++++ WORKING DATA

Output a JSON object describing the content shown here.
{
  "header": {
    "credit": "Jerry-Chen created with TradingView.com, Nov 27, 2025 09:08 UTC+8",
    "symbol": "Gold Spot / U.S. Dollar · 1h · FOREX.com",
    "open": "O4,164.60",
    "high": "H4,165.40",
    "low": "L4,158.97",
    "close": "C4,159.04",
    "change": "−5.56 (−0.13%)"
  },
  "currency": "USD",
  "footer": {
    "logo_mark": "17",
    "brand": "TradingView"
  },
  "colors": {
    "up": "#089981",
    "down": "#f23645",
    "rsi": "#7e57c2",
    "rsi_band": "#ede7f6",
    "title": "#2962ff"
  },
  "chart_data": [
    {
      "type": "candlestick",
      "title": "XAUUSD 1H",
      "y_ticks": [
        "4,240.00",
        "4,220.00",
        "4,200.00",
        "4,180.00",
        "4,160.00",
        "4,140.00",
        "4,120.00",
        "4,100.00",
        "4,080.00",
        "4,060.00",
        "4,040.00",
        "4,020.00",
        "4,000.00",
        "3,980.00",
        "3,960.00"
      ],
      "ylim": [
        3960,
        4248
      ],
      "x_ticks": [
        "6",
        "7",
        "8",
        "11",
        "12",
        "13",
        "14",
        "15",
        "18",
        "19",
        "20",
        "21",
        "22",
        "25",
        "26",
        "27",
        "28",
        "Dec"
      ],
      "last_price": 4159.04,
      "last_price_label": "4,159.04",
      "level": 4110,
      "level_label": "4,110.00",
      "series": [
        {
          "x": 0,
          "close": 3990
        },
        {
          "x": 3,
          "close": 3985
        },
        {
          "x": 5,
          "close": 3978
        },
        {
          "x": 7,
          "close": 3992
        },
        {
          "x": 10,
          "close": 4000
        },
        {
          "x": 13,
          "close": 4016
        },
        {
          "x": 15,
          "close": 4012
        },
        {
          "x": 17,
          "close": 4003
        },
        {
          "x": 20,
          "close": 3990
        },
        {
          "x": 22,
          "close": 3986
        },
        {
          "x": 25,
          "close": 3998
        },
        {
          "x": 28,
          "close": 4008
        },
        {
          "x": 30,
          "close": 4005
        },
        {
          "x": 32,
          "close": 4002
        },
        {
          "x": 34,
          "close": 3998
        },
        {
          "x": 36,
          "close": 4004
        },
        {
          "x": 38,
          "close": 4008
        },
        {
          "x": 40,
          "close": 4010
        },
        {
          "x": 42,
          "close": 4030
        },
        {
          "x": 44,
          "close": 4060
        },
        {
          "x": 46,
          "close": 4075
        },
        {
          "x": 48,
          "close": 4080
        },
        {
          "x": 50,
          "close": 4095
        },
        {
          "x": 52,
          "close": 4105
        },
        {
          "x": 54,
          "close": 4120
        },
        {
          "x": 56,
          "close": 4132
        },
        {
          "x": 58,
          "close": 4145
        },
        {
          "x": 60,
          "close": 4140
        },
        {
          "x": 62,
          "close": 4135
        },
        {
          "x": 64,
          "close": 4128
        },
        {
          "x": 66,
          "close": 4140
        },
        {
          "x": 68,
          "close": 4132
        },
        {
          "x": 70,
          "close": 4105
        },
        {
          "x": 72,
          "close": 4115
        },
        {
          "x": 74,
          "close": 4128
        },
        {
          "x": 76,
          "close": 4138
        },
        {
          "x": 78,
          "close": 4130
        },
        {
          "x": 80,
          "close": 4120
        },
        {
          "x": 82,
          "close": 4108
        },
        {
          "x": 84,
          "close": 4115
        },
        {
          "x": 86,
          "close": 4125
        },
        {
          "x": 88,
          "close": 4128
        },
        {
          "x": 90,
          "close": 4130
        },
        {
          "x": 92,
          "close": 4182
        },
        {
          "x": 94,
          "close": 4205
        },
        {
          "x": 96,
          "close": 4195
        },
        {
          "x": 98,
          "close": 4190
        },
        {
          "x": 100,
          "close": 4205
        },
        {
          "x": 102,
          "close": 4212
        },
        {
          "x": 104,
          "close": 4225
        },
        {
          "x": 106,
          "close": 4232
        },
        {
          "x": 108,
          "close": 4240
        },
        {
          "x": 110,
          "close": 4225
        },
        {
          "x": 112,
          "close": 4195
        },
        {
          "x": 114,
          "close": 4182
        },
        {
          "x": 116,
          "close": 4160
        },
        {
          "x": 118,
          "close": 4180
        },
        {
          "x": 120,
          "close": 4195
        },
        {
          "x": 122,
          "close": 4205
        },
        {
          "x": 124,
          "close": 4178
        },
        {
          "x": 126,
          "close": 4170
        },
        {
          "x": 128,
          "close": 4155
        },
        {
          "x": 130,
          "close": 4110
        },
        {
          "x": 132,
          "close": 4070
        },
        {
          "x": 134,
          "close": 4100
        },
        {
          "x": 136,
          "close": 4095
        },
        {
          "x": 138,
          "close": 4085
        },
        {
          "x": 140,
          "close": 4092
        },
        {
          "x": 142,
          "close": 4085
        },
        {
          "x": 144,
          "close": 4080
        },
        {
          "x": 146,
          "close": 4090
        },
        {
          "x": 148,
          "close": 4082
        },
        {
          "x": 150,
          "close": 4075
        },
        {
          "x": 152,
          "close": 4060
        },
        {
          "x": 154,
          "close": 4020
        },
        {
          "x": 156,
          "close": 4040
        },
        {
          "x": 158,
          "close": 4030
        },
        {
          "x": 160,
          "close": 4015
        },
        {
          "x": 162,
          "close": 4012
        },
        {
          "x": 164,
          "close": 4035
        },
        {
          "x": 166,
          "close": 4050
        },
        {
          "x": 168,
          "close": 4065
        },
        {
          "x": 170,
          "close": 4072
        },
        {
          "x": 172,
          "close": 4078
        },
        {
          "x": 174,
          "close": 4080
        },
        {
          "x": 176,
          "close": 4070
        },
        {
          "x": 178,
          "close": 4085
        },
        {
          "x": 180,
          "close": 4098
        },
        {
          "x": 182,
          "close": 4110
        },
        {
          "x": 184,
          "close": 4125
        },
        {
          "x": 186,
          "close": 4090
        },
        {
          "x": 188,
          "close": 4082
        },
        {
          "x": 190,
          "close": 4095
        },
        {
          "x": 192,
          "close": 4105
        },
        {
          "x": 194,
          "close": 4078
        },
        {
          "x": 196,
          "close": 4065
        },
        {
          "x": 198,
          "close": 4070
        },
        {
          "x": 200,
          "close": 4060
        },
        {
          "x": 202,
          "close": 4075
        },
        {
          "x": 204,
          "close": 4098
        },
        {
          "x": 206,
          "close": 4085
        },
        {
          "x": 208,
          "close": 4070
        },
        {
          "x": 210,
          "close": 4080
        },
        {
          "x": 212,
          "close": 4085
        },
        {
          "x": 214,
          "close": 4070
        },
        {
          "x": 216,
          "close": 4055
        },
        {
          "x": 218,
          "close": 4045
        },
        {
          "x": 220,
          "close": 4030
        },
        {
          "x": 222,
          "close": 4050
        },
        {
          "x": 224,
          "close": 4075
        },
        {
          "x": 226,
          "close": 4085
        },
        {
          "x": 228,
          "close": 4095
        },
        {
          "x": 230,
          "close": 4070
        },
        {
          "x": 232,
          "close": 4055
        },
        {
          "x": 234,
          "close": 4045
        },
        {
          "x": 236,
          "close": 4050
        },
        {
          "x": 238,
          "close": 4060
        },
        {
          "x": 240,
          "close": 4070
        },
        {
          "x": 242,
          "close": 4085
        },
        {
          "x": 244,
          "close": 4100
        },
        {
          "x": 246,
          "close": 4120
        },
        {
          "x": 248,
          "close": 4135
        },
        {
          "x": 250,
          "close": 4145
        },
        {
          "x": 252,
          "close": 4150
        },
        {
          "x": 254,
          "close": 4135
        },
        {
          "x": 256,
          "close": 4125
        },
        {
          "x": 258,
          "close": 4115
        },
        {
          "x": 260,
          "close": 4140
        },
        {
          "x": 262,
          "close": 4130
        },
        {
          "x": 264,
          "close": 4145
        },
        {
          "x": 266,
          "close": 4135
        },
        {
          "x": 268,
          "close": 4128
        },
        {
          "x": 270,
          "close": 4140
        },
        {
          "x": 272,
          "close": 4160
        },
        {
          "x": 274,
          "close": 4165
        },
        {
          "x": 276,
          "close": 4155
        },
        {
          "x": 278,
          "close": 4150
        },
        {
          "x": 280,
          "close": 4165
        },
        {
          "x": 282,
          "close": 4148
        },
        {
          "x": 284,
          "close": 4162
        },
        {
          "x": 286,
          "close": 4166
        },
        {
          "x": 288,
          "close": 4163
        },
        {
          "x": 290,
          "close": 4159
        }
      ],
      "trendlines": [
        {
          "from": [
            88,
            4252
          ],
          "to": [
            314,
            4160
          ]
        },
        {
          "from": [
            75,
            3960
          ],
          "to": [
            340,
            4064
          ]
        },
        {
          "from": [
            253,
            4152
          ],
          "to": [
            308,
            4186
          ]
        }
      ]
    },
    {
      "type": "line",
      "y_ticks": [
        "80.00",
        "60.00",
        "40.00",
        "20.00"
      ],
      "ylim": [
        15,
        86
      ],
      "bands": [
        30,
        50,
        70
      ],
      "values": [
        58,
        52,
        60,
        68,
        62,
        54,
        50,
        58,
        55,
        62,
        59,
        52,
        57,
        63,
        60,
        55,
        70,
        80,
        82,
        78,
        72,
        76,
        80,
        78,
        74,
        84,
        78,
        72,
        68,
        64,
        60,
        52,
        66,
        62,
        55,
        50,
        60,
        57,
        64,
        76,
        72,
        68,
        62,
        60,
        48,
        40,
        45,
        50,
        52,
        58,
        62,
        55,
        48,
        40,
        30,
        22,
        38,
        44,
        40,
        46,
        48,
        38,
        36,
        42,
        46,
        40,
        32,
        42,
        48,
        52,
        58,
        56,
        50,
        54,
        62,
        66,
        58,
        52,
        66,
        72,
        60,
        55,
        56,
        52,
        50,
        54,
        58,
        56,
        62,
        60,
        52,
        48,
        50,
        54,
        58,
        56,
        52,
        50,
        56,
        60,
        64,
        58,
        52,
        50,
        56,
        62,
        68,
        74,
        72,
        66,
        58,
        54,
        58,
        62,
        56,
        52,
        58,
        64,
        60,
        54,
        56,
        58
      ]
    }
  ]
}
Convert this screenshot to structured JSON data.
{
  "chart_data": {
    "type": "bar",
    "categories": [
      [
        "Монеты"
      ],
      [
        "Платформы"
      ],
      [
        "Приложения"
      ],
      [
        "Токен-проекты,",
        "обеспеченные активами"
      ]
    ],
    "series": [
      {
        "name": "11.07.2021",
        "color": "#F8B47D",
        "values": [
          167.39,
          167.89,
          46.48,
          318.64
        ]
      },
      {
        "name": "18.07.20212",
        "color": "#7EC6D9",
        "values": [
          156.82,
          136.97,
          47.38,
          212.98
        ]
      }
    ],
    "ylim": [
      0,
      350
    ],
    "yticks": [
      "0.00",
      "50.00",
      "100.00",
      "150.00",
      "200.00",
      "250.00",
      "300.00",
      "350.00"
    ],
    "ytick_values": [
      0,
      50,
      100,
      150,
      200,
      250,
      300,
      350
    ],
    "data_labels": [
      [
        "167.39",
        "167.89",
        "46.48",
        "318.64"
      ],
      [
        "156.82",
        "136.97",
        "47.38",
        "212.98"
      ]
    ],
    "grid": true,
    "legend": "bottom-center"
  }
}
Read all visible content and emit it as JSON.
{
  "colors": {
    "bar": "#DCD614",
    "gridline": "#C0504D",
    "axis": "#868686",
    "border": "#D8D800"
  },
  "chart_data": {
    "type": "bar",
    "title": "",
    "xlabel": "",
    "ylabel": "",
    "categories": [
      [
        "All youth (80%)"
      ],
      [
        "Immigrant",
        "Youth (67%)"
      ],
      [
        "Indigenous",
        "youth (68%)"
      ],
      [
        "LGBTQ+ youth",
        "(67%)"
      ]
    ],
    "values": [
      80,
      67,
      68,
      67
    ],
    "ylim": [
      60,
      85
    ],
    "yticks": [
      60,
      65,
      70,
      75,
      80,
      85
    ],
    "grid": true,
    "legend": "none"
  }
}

++++++++

List the lines of the records where "JSON" occurs.

**FINISHED ANSWER**
Output a JSON object describing the content shown here.
Convert this screenshot to structured JSON data.
Read all visible content and emit it as JSON.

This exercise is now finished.